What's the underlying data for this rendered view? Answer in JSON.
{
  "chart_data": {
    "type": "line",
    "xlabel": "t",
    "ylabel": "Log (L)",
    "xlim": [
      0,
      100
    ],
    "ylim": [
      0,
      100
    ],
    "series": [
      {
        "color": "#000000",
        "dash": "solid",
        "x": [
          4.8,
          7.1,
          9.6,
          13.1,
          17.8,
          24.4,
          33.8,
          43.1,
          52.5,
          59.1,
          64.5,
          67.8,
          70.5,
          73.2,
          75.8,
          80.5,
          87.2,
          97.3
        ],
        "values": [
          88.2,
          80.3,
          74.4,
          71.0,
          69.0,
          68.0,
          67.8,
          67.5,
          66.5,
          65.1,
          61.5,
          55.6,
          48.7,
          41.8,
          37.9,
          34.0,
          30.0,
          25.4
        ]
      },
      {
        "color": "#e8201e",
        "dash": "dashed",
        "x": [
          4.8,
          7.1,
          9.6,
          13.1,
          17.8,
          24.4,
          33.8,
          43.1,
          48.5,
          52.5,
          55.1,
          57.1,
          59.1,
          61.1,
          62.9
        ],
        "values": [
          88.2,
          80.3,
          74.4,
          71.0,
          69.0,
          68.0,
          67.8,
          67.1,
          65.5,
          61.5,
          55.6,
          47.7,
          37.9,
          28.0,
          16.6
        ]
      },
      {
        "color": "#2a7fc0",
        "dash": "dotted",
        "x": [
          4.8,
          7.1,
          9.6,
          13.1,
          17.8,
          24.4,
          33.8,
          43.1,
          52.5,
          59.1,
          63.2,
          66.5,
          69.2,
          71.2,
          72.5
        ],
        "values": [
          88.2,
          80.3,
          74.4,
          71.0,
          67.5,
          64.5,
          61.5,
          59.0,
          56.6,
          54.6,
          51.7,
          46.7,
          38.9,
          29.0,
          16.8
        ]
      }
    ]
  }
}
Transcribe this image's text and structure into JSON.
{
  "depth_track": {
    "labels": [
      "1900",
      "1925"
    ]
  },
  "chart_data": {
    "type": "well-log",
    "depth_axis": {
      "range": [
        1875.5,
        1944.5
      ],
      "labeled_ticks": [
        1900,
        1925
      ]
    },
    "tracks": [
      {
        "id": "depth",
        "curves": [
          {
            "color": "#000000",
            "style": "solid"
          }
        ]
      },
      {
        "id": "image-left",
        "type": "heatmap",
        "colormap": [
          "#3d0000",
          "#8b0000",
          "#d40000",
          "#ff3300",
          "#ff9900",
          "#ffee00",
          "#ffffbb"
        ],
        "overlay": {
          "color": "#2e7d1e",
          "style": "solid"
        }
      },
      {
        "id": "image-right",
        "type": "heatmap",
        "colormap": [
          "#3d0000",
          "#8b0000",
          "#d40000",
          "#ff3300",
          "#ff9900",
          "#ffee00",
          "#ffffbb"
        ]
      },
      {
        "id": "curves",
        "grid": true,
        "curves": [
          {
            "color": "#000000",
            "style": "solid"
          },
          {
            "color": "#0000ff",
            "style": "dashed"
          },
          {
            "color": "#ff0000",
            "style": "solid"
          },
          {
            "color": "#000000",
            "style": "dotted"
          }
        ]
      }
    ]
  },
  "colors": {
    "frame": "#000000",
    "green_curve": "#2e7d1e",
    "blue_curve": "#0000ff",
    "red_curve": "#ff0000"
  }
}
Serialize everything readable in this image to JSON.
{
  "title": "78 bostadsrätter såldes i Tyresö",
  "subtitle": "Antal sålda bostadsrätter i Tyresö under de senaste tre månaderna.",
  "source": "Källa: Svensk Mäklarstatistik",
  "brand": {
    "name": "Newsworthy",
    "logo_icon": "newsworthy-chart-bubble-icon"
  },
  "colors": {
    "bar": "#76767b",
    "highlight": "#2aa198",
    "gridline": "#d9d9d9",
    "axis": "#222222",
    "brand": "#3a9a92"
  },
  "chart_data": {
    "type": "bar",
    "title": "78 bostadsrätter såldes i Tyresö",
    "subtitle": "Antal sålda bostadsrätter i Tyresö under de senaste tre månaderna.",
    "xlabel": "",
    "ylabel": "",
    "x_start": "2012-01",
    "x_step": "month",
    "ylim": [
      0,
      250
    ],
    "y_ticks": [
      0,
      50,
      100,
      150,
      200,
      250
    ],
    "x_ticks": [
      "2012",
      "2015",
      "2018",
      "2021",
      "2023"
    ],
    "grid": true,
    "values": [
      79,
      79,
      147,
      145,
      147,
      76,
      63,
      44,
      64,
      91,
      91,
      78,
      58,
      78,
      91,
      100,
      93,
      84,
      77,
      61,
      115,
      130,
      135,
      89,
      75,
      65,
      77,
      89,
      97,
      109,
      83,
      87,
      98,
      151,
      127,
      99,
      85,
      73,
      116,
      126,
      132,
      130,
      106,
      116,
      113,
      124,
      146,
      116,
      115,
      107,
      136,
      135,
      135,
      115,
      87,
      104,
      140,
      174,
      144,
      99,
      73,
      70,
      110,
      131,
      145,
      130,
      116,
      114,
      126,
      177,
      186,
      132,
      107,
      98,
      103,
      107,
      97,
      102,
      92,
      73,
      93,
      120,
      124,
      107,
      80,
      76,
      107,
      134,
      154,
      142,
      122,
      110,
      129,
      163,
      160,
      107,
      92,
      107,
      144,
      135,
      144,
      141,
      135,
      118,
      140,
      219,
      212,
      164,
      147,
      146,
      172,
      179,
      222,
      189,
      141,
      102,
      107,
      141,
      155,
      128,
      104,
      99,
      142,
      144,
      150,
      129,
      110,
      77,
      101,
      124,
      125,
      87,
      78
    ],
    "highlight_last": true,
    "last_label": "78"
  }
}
===
* _TASK_:
Restate the whole listing exactly, leaving out nothing.

* _EXERCISE SOLUTION_:
What's the underlying data for this rendered view? Answer in JSON.
{
  "chart_data": {
    "type": "line",
    "xlabel": "t",
    "ylabel": "Log (L)",
    "xlim": [
      0,
      100
    ],
    "ylim": [
      0,
      100
    ],
    "series": [
      {
        "color": "#000000",
        "dash": "solid",
        "x": [
          4.8,
          7.1,
          9.6,
          13.1,
          17.8,
          24.4,
          33.8,
          43.1,
          52.5,
          59.1,
          64.5,
          67.8,
          70.5,
          73.2,
          75.8,
          80.5,
          87.2,
          97.3
        ],
        "values": [
          88.2,
          80.3,
          74.4,
          71.0,
          69.0,
          68.0,
          67.8,
          67.5,
          66.5,
          65.1,
          61.5,
          55.6,
          48.7,
          41.8,
          37.9,
          34.0,
          30.0,
          25.4
        ]
      },
      {
        "color": "#e8201e",
        "dash": "dashed",
        "x": [
          4.8,
          7.1,
          9.6,
          13.1,
          17.8,
          24.4,
          33.8,
          43.1,
          48.5,
          52.5,
          55.1,
          57.1,
          59.1,
          61.1,
          62.9
        ],
        "values": [
          88.2,
          80.3,
          74.4,
          71.0,
          69.0,
          68.0,
          67.8,
          67.1,
          65.5,
          61.5,
          55.6,
          47.7,
          37.9,
          28.0,
          16.6
        ]
      },
      {
        "color": "#2a7fc0",
        "dash": "dotted",
        "x": [
          4.8,
          7.1,
          9.6,
          13.1,
          17.8,
          24.4,
          33.8,
          43.1,
          52.5,
          59.1,
          63.2,
          66.5,
          69.2,
          71.2,
          72.5
        ],
        "values": [
          88.2,
          80.3,
          74.4,
          71.0,
          67.5,
          64.5,
          61.5,
          59.0,
          56.6,
          54.6,
          51.7,
          46.7,
          38.9,
          29.0,
          16.8
        ]
      }
    ]
  }
}
Transcribe this image's text and structure into JSON.
{
  "depth_track": {
    "labels": [
      "1900",
      "1925"
    ]
  },
  "chart_data": {
    "type": "well-log",
    "depth_axis": {
      "range": [
        1875.5,
        1944.5
      ],
      "labeled_ticks": [
        1900,
        1925
      ]
    },
    "tracks": [
      {
        "id": "depth",
        "curves": [
          {
            "color": "#000000",
            "style": "solid"
          }
        ]
      },
      {
        "id": "image-left",
        "type": "heatmap",
        "colormap": [
          "#3d0000",
          "#8b0000",
          "#d40000",
          "#ff3300",
          "#ff9900",
          "#ffee00",
          "#ffffbb"
        ],
        "overlay": {
          "color": "#2e7d1e",
          "style": "solid"
        }
      },
      {
        "id": "image-right",
        "type": "heatmap",
        "colormap": [
          "#3d0000",
          "#8b0000",
          "#d40000",
          "#ff3300",
          "#ff9900",
          "#ffee00",
          "#ffffbb"
        ]
      },
      {
        "id": "curves",
        "grid": true,
        "curves": [
          {
            "color": "#000000",
            "style": "solid"
          },
          {
            "color": "#0000ff",
            "style": "dashed"
          },
          {
            "color": "#ff0000",
            "style": "solid"
          },
          {
            "color": "#000000",
            "style": "dotted"
          }
        ]
      }
    ]
  },
  "colors": {
    "frame": "#000000",
    "green_curve": "#2e7d1e",
    "blue_curve": "#0000ff",
    "red_curve": "#ff0000"
  }
}
Serialize everything readable in this image to JSON.
{
  "title": "78 bostadsrätter såldes i Tyresö",
  "subtitle": "Antal sålda bostadsrätter i Tyresö under de senaste tre månaderna.",
  "source": "Källa: Svensk Mäklarstatistik",
  "brand": {
    "name": "Newsworthy",
    "logo_icon": "newsworthy-chart-bubble-icon"
  },
  "colors": {
    "bar": "#76767b",
    "highlight": "#2aa198",
    "gridline": "#d9d9d9",
    "axis": "#222222",
    "brand": "#3a9a92"
  },
  "chart_data": {
    "type": "bar",
    "title": "78 bostadsrätter såldes i Tyresö",
    "subtitle": "Antal sålda bostadsrätter i Tyresö under de senaste tre månaderna.",
    "xlabel": "",
    "ylabel": "",
    "x_start": "2012-01",
    "x_step": "month",
    "ylim": [
      0,
      250
    ],
    "y_ticks": [
      0,
      50,
      100,
      150,
      200,
      250
    ],
    "x_ticks": [
      "2012",
      "2015",
      "2018",
      "2021",
      "2023"
    ],
    "grid": true,
    "values": [
      79,
      79,
      147,
      145,
      147,
      76,
      63,
      44,
      64,
      91,
      91,
      78,
      58,
      78,
      91,
      100,
      93,
      84,
      77,
      61,
      115,
      130,
      135,
      89,
      75,
      65,
      77,
      89,
      97,
      109,
      83,
      87,
      98,
      151,
      127,
      99,
      85,
      73,
      116,
      126,
      132,
      130,
      106,
      116,
      113,
      124,
      146,
      116,
      115,
      107,
      136,
      135,
      135,
      115,
      87,
      104,
      140,
      174,
      144,
      99,
      73,
      70,
      110,
      131,
      145,
      130,
      116,
      114,
      126,
      177,
      186,
      132,
      107,
      98,
      103,
      107,
      97,
      102,
      92,
      73,
      93,
      120,
      124,
      107,
      80,
      76,
      107,
      134,
      154,
      142,
      122,
      110,
      129,
      163,
      160,
      107,
      92,
      107,
      144,
      135,
      144,
      141,
      135,
      118,
      140,
      219,
      212,
      164,
      147,
      146,
      172,
      179,
      222,
      189,
      141,
      102,
      107,
      141,
      155,
      128,
      104,
      99,
      142,
      144,
      150,
      129,
      110,
      77,
      101,
      124,
      125,
      87,
      78
    ],
    "highlight_last": true,
    "last_label": "78"
  }
}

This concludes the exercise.